_EXERCISE_
Copy each of the rows that follow verbatim, keeping every character and line unchanged.

---+---

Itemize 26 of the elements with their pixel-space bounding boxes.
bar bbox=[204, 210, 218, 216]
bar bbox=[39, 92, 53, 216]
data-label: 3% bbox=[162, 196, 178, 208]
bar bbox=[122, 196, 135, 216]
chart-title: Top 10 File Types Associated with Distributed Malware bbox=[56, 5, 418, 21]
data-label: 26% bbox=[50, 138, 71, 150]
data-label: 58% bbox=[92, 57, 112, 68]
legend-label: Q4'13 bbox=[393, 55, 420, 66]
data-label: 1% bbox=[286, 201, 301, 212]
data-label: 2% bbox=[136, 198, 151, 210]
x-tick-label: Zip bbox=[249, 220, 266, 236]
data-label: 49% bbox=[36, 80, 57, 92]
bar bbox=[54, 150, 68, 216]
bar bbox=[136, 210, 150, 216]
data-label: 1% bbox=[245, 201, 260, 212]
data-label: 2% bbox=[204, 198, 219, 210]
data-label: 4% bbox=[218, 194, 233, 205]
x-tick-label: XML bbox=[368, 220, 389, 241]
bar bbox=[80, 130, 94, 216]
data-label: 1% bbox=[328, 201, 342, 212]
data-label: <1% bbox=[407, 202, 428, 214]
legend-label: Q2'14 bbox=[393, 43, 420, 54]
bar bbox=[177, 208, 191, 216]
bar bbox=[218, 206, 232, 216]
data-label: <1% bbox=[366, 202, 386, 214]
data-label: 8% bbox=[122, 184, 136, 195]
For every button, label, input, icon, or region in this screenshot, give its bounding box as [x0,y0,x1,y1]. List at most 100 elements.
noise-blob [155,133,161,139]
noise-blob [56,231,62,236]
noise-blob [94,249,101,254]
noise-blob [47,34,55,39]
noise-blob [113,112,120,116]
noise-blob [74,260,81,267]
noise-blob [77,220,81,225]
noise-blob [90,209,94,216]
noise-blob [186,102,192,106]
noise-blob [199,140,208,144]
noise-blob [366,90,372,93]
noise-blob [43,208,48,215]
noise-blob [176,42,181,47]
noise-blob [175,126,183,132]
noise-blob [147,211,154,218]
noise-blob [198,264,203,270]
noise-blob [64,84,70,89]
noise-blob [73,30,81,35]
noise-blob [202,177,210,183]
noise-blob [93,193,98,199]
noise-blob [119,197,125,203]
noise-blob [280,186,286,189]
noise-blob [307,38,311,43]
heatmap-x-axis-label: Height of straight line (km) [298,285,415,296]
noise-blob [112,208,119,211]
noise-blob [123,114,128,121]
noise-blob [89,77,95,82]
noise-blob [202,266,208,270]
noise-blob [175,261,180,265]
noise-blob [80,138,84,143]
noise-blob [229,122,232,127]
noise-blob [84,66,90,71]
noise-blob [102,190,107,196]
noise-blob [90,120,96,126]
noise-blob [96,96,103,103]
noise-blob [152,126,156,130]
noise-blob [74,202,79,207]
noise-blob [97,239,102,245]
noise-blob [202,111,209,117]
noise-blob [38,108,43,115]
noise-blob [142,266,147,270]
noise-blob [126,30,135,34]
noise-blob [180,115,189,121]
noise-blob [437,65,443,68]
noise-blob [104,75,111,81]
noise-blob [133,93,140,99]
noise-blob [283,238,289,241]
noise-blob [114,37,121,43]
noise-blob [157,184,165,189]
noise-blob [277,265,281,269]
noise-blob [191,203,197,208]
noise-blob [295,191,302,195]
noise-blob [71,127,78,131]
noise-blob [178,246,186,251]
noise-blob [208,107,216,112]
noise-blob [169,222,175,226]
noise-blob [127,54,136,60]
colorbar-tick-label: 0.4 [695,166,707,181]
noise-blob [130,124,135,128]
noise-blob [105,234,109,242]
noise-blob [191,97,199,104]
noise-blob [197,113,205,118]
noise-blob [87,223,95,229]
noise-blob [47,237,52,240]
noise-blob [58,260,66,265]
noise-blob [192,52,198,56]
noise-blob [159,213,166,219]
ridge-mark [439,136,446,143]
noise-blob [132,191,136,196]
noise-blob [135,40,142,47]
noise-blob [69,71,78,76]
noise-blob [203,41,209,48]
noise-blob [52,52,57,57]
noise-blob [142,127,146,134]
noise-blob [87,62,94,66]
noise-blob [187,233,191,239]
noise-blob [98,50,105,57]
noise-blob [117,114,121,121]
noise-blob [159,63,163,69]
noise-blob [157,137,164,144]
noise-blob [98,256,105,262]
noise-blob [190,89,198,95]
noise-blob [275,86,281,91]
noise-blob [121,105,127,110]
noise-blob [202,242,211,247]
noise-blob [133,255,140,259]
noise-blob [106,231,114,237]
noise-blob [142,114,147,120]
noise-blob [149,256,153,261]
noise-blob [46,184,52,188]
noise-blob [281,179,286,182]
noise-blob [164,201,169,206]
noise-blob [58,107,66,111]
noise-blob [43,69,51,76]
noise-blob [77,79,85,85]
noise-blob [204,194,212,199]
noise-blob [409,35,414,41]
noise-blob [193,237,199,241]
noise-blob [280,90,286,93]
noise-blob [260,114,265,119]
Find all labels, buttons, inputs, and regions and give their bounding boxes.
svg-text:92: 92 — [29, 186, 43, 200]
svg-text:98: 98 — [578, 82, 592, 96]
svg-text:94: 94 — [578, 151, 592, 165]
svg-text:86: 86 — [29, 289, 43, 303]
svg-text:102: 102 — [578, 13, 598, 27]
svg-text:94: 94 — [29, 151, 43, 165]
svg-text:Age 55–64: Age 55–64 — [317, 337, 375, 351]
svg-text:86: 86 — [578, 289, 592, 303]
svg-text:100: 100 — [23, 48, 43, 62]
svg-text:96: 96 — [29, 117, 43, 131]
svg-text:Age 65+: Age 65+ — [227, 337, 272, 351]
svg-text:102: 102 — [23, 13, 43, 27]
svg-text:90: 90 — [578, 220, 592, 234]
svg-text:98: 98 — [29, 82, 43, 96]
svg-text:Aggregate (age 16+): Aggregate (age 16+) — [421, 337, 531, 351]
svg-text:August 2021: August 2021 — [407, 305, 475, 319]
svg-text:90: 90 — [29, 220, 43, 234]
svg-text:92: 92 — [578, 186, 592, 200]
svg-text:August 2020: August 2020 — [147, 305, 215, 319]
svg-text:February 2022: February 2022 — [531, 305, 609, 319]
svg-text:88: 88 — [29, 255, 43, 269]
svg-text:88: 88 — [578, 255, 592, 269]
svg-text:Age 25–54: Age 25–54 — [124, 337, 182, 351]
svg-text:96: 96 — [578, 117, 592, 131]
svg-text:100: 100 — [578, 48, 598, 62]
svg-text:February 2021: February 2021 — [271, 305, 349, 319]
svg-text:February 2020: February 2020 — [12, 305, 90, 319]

---+---

_OUTPUT_
Itemize 26 of the elements with their pixel-space bounding boxes.
bar bbox=[204, 210, 218, 216]
bar bbox=[39, 92, 53, 216]
data-label: 3% bbox=[162, 196, 178, 208]
bar bbox=[122, 196, 135, 216]
chart-title: Top 10 File Types Associated with Distributed Malware bbox=[56, 5, 418, 21]
data-label: 26% bbox=[50, 138, 71, 150]
data-label: 58% bbox=[92, 57, 112, 68]
legend-label: Q4'13 bbox=[393, 55, 420, 66]
data-label: 1% bbox=[286, 201, 301, 212]
data-label: 2% bbox=[136, 198, 151, 210]
x-tick-label: Zip bbox=[249, 220, 266, 236]
data-label: 49% bbox=[36, 80, 57, 92]
bar bbox=[54, 150, 68, 216]
bar bbox=[136, 210, 150, 216]
data-label: 1% bbox=[245, 201, 260, 212]
data-label: 2% bbox=[204, 198, 219, 210]
data-label: 4% bbox=[218, 194, 233, 205]
x-tick-label: XML bbox=[368, 220, 389, 241]
bar bbox=[80, 130, 94, 216]
data-label: 1% bbox=[328, 201, 342, 212]
data-label: <1% bbox=[407, 202, 428, 214]
legend-label: Q2'14 bbox=[393, 43, 420, 54]
bar bbox=[177, 208, 191, 216]
bar bbox=[218, 206, 232, 216]
data-label: <1% bbox=[366, 202, 386, 214]
data-label: 8% bbox=[122, 184, 136, 195]
For every button, label, input, icon, or region in this screenshot, give its bounding box as [x0,y0,x1,y1]. List at most 100 elements.
noise-blob [155,133,161,139]
noise-blob [56,231,62,236]
noise-blob [94,249,101,254]
noise-blob [47,34,55,39]
noise-blob [113,112,120,116]
noise-blob [74,260,81,267]
noise-blob [77,220,81,225]
noise-blob [90,209,94,216]
noise-blob [186,102,192,106]
noise-blob [199,140,208,144]
noise-blob [366,90,372,93]
noise-blob [43,208,48,215]
noise-blob [176,42,181,47]
noise-blob [175,126,183,132]
noise-blob [147,211,154,218]
noise-blob [198,264,203,270]
noise-blob [64,84,70,89]
noise-blob [73,30,81,35]
noise-blob [202,177,210,183]
noise-blob [93,193,98,199]
noise-blob [119,197,125,203]
noise-blob [280,186,286,189]
noise-blob [307,38,311,43]
heatmap-x-axis-label: Height of straight line (km) [298,285,415,296]
noise-blob [112,208,119,211]
noise-blob [123,114,128,121]
noise-blob [89,77,95,82]
noise-blob [202,266,208,270]
noise-blob [175,261,180,265]
noise-blob [80,138,84,143]
noise-blob [229,122,232,127]
noise-blob [84,66,90,71]
noise-blob [102,190,107,196]
noise-blob [90,120,96,126]
noise-blob [96,96,103,103]
noise-blob [152,126,156,130]
noise-blob [74,202,79,207]
noise-blob [97,239,102,245]
noise-blob [202,111,209,117]
noise-blob [38,108,43,115]
noise-blob [142,266,147,270]
noise-blob [126,30,135,34]
noise-blob [180,115,189,121]
noise-blob [437,65,443,68]
noise-blob [104,75,111,81]
noise-blob [133,93,140,99]
noise-blob [283,238,289,241]
noise-blob [114,37,121,43]
noise-blob [157,184,165,189]
noise-blob [277,265,281,269]
noise-blob [191,203,197,208]
noise-blob [295,191,302,195]
noise-blob [71,127,78,131]
noise-blob [178,246,186,251]
noise-blob [208,107,216,112]
noise-blob [169,222,175,226]
noise-blob [127,54,136,60]
colorbar-tick-label: 0.4 [695,166,707,181]
noise-blob [130,124,135,128]
noise-blob [105,234,109,242]
noise-blob [191,97,199,104]
noise-blob [197,113,205,118]
noise-blob [87,223,95,229]
noise-blob [47,237,52,240]
noise-blob [58,260,66,265]
noise-blob [192,52,198,56]
noise-blob [159,213,166,219]
ridge-mark [439,136,446,143]
noise-blob [132,191,136,196]
noise-blob [135,40,142,47]
noise-blob [69,71,78,76]
noise-blob [203,41,209,48]
noise-blob [52,52,57,57]
noise-blob [142,127,146,134]
noise-blob [87,62,94,66]
noise-blob [187,233,191,239]
noise-blob [98,50,105,57]
noise-blob [117,114,121,121]
noise-blob [159,63,163,69]
noise-blob [157,137,164,144]
noise-blob [98,256,105,262]
noise-blob [190,89,198,95]
noise-blob [275,86,281,91]
noise-blob [121,105,127,110]
noise-blob [202,242,211,247]
noise-blob [133,255,140,259]
noise-blob [106,231,114,237]
noise-blob [142,114,147,120]
noise-blob [149,256,153,261]
noise-blob [46,184,52,188]
noise-blob [281,179,286,182]
noise-blob [164,201,169,206]
noise-blob [58,107,66,111]
noise-blob [43,69,51,76]
noise-blob [77,79,85,85]
noise-blob [204,194,212,199]
noise-blob [409,35,414,41]
noise-blob [193,237,199,241]
noise-blob [280,90,286,93]
noise-blob [260,114,265,119]
Find all labels, buttons, inputs, and regions and give their bounding boxes.
svg-text:92: 92 — [29, 186, 43, 200]
svg-text:98: 98 — [578, 82, 592, 96]
svg-text:94: 94 — [578, 151, 592, 165]
svg-text:86: 86 — [29, 289, 43, 303]
svg-text:102: 102 — [578, 13, 598, 27]
svg-text:94: 94 — [29, 151, 43, 165]
svg-text:Age 55–64: Age 55–64 — [317, 337, 375, 351]
svg-text:86: 86 — [578, 289, 592, 303]
svg-text:100: 100 — [23, 48, 43, 62]
svg-text:96: 96 — [29, 117, 43, 131]
svg-text:Age 65+: Age 65+ — [227, 337, 272, 351]
svg-text:102: 102 — [23, 13, 43, 27]
svg-text:90: 90 — [578, 220, 592, 234]
svg-text:98: 98 — [29, 82, 43, 96]
svg-text:Aggregate (age 16+): Aggregate (age 16+) — [421, 337, 531, 351]
svg-text:August 2021: August 2021 — [407, 305, 475, 319]
svg-text:90: 90 — [29, 220, 43, 234]
svg-text:92: 92 — [578, 186, 592, 200]
svg-text:August 2020: August 2020 — [147, 305, 215, 319]
svg-text:February 2022: February 2022 — [531, 305, 609, 319]
svg-text:88: 88 — [29, 255, 43, 269]
svg-text:88: 88 — [578, 255, 592, 269]
svg-text:Age 25–54: Age 25–54 — [124, 337, 182, 351]
svg-text:96: 96 — [578, 117, 592, 131]
svg-text:100: 100 — [578, 48, 598, 62]
svg-text:February 2021: February 2021 — [271, 305, 349, 319]
svg-text:February 2020: February 2020 — [12, 305, 90, 319]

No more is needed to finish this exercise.